--- start of Entries provided ---
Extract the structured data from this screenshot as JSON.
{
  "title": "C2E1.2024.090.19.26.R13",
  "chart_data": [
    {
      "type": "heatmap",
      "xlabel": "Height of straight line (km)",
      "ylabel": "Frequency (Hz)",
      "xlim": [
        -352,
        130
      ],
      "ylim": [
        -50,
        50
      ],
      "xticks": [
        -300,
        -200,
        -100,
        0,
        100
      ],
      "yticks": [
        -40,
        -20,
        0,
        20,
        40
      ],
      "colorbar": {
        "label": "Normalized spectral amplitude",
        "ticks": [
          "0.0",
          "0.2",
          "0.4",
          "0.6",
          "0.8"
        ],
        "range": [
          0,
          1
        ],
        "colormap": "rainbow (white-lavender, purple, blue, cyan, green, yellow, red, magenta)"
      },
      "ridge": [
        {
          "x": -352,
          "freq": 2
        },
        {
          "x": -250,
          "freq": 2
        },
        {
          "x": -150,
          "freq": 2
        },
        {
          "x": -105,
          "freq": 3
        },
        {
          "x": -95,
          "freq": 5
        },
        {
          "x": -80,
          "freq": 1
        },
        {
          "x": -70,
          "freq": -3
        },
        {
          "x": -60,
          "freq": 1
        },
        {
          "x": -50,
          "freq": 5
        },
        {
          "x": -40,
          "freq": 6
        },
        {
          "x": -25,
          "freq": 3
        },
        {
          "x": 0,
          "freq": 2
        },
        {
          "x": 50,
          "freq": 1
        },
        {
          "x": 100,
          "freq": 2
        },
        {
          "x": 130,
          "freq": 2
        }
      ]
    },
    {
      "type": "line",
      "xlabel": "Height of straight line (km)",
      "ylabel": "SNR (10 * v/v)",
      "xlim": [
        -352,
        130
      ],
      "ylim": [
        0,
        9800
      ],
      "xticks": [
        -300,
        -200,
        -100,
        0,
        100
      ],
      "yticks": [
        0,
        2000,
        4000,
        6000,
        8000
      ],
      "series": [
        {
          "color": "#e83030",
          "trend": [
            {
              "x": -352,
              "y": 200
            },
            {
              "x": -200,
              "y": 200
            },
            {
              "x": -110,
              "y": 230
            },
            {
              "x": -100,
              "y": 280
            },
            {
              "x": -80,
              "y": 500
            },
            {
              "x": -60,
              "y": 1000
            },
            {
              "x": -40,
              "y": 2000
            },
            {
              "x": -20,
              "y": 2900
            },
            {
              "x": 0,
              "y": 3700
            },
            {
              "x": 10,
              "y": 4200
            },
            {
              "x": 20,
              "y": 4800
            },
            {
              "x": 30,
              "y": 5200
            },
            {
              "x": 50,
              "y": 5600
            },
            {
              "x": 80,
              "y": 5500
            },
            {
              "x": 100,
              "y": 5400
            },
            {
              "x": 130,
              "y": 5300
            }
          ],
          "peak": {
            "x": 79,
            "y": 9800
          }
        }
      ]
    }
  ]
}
--- end of Entries provided ---
*Instructions for the task*
Recopy the entries above exactly, with every line included.

*Problem solution*
Extract the structured data from this screenshot as JSON.
{
  "title": "C2E1.2024.090.19.26.R13",
  "chart_data": [
    {
      "type": "heatmap",
      "xlabel": "Height of straight line (km)",
      "ylabel": "Frequency (Hz)",
      "xlim": [
        -352,
        130
      ],
      "ylim": [
        -50,
        50
      ],
      "xticks": [
        -300,
        -200,
        -100,
        0,
        100
      ],
      "yticks": [
        -40,
        -20,
        0,
        20,
        40
      ],
      "colorbar": {
        "label": "Normalized spectral amplitude",
        "ticks": [
          "0.0",
          "0.2",
          "0.4",
          "0.6",
          "0.8"
        ],
        "range": [
          0,
          1
        ],
        "colormap": "rainbow (white-lavender, purple, blue, cyan, green, yellow, red, magenta)"
      },
      "ridge": [
        {
          "x": -352,
          "freq": 2
        },
        {
          "x": -250,
          "freq": 2
        },
        {
          "x": -150,
          "freq": 2
        },
        {
          "x": -105,
          "freq": 3
        },
        {
          "x": -95,
          "freq": 5
        },
        {
          "x": -80,
          "freq": 1
        },
        {
          "x": -70,
          "freq": -3
        },
        {
          "x": -60,
          "freq": 1
        },
        {
          "x": -50,
          "freq": 5
        },
        {
          "x": -40,
          "freq": 6
        },
        {
          "x": -25,
          "freq": 3
        },
        {
          "x": 0,
          "freq": 2
        },
        {
          "x": 50,
          "freq": 1
        },
        {
          "x": 100,
          "freq": 2
        },
        {
          "x": 130,
          "freq": 2
        }
      ]
    },
    {
      "type": "line",
      "xlabel": "Height of straight line (km)",
      "ylabel": "SNR (10 * v/v)",
      "xlim": [
        -352,
        130
      ],
      "ylim": [
        0,
        9800
      ],
      "xticks": [
        -300,
        -200,
        -100,
        0,
        100
      ],
      "yticks": [
        0,
        2000,
        4000,
        6000,
        8000
      ],
      "series": [
        {
          "color": "#e83030",
          "trend": [
            {
              "x": -352,
              "y": 200
            },
            {
              "x": -200,
              "y": 200
            },
            {
              "x": -110,
              "y": 230
            },
            {
              "x": -100,
              "y": 280
            },
            {
              "x": -80,
              "y": 500
            },
            {
              "x": -60,
              "y": 1000
            },
            {
              "x": -40,
              "y": 2000
            },
            {
              "x": -20,
              "y": 2900
            },
            {
              "x": 0,
              "y": 3700
            },
            {
              "x": 10,
              "y": 4200
            },
            {
              "x": 20,
              "y": 4800
            },
            {
              "x": 30,
              "y": 5200
            },
            {
              "x": 50,
              "y": 5600
            },
            {
              "x": 80,
              "y": 5500
            },
            {
              "x": 100,
              "y": 5400
            },
            {
              "x": 130,
              "y": 5300
            }
          ],
          "peak": {
            "x": 79,
            "y": 9800
          }
        }
      ]
    }
  ]
}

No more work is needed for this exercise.